▸ **THE PROBLEM**: Write out the data below in full. Keep it exact.

▸ **Dataset rows**:
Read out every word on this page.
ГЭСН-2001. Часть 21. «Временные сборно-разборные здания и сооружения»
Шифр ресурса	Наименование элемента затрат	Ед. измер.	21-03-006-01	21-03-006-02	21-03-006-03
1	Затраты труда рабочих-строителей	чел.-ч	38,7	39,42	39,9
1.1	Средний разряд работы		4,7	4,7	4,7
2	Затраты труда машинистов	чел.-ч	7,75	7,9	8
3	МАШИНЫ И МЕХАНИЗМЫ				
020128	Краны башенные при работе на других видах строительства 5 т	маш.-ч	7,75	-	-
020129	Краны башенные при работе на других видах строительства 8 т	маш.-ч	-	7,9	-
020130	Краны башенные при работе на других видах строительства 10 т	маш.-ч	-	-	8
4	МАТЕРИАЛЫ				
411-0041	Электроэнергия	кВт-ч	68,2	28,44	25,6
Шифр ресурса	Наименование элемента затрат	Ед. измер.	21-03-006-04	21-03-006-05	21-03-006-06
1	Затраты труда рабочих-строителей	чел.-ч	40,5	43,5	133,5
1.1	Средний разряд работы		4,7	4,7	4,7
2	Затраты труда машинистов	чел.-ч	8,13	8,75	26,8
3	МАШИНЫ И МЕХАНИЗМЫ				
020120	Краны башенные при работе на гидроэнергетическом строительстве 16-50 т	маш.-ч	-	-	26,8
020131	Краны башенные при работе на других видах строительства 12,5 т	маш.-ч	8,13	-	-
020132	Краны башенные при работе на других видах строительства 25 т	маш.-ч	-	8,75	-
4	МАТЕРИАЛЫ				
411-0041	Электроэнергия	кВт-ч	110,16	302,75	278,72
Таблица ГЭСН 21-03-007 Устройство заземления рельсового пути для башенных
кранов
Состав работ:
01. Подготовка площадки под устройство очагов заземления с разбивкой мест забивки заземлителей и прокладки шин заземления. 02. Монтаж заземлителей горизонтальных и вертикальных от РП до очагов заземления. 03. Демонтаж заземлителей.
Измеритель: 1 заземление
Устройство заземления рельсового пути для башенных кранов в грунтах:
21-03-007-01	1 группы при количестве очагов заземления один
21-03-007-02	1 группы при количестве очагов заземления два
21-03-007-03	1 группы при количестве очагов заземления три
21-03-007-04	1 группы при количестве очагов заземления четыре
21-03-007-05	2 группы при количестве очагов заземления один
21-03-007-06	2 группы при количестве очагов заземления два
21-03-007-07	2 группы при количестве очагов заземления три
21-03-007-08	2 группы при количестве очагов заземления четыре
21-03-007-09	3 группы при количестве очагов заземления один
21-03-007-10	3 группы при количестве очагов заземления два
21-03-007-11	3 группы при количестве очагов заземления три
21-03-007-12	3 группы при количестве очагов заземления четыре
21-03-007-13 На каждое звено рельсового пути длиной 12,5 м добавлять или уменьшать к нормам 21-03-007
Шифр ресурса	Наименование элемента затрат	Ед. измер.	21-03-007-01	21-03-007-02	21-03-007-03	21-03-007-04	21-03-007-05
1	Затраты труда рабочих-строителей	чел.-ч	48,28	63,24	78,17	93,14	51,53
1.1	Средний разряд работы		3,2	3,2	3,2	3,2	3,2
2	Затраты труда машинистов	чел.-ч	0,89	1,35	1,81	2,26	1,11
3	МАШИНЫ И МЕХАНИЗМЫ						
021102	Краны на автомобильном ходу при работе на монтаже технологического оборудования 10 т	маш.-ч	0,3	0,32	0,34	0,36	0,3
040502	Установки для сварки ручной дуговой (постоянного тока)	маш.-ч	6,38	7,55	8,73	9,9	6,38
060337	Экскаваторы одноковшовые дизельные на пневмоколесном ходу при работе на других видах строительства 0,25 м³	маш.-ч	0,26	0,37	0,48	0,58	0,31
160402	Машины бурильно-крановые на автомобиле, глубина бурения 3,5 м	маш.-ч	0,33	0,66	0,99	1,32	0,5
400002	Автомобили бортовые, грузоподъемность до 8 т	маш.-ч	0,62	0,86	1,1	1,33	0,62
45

▸ **EXPECTED ANSWER**:
Read out every word on this page.
ГЭСН-2001. Часть 21. «Временные сборно-разборные здания и сооружения»
Шифр ресурса	Наименование элемента затрат	Ед. измер.	21-03-006-01	21-03-006-02	21-03-006-03
1	Затраты труда рабочих-строителей	чел.-ч	38,7	39,42	39,9
1.1	Средний разряд работы		4,7	4,7	4,7
2	Затраты труда машинистов	чел.-ч	7,75	7,9	8
3	МАШИНЫ И МЕХАНИЗМЫ				
020128	Краны башенные при работе на других видах строительства 5 т	маш.-ч	7,75	-	-
020129	Краны башенные при работе на других видах строительства 8 т	маш.-ч	-	7,9	-
020130	Краны башенные при работе на других видах строительства 10 т	маш.-ч	-	-	8
4	МАТЕРИАЛЫ				
411-0041	Электроэнергия	кВт-ч	68,2	28,44	25,6
Шифр ресурса	Наименование элемента затрат	Ед. измер.	21-03-006-04	21-03-006-05	21-03-006-06
1	Затраты труда рабочих-строителей	чел.-ч	40,5	43,5	133,5
1.1	Средний разряд работы		4,7	4,7	4,7
2	Затраты труда машинистов	чел.-ч	8,13	8,75	26,8
3	МАШИНЫ И МЕХАНИЗМЫ				
020120	Краны башенные при работе на гидроэнергетическом строительстве 16-50 т	маш.-ч	-	-	26,8
020131	Краны башенные при работе на других видах строительства 12,5 т	маш.-ч	8,13	-	-
020132	Краны башенные при работе на других видах строительства 25 т	маш.-ч	-	8,75	-
4	МАТЕРИАЛЫ				
411-0041	Электроэнергия	кВт-ч	110,16	302,75	278,72
Таблица ГЭСН 21-03-007 Устройство заземления рельсового пути для башенных
кранов
Состав работ:
01. Подготовка площадки под устройство очагов заземления с разбивкой мест забивки заземлителей и прокладки шин заземления. 02. Монтаж заземлителей горизонтальных и вертикальных от РП до очагов заземления. 03. Демонтаж заземлителей.
Измеритель: 1 заземление
Устройство заземления рельсового пути для башенных кранов в грунтах:
21-03-007-01	1 группы при количестве очагов заземления один
21-03-007-02	1 группы при количестве очагов заземления два
21-03-007-03	1 группы при количестве очагов заземления три
21-03-007-04	1 группы при количестве очагов заземления четыре
21-03-007-05	2 группы при количестве очагов заземления один
21-03-007-06	2 группы при количестве очагов заземления два
21-03-007-07	2 группы при количестве очагов заземления три
21-03-007-08	2 группы при количестве очагов заземления четыре
21-03-007-09	3 группы при количестве очагов заземления один
21-03-007-10	3 группы при количестве очагов заземления два
21-03-007-11	3 группы при количестве очагов заземления три
21-03-007-12	3 группы при количестве очагов заземления четыре
21-03-007-13 На каждое звено рельсового пути длиной 12,5 м добавлять или уменьшать к нормам 21-03-007
Шифр ресурса	Наименование элемента затрат	Ед. измер.	21-03-007-01	21-03-007-02	21-03-007-03	21-03-007-04	21-03-007-05
1	Затраты труда рабочих-строителей	чел.-ч	48,28	63,24	78,17	93,14	51,53
1.1	Средний разряд работы		3,2	3,2	3,2	3,2	3,2
2	Затраты труда машинистов	чел.-ч	0,89	1,35	1,81	2,26	1,11
3	МАШИНЫ И МЕХАНИЗМЫ						
021102	Краны на автомобильном ходу при работе на монтаже технологического оборудования 10 т	маш.-ч	0,3	0,32	0,34	0,36	0,3
040502	Установки для сварки ручной дуговой (постоянного тока)	маш.-ч	6,38	7,55	8,73	9,9	6,38
060337	Экскаваторы одноковшовые дизельные на пневмоколесном ходу при работе на других видах строительства 0,25 м³	маш.-ч	0,26	0,37	0,48	0,58	0,31
160402	Машины бурильно-крановые на автомобиле, глубина бурения 3,5 м	маш.-ч	0,33	0,66	0,99	1,32	0,5
400002	Автомобили бортовые, грузоподъемность до 8 т	маш.-ч	0,62	0,86	1,1	1,33	0,62
45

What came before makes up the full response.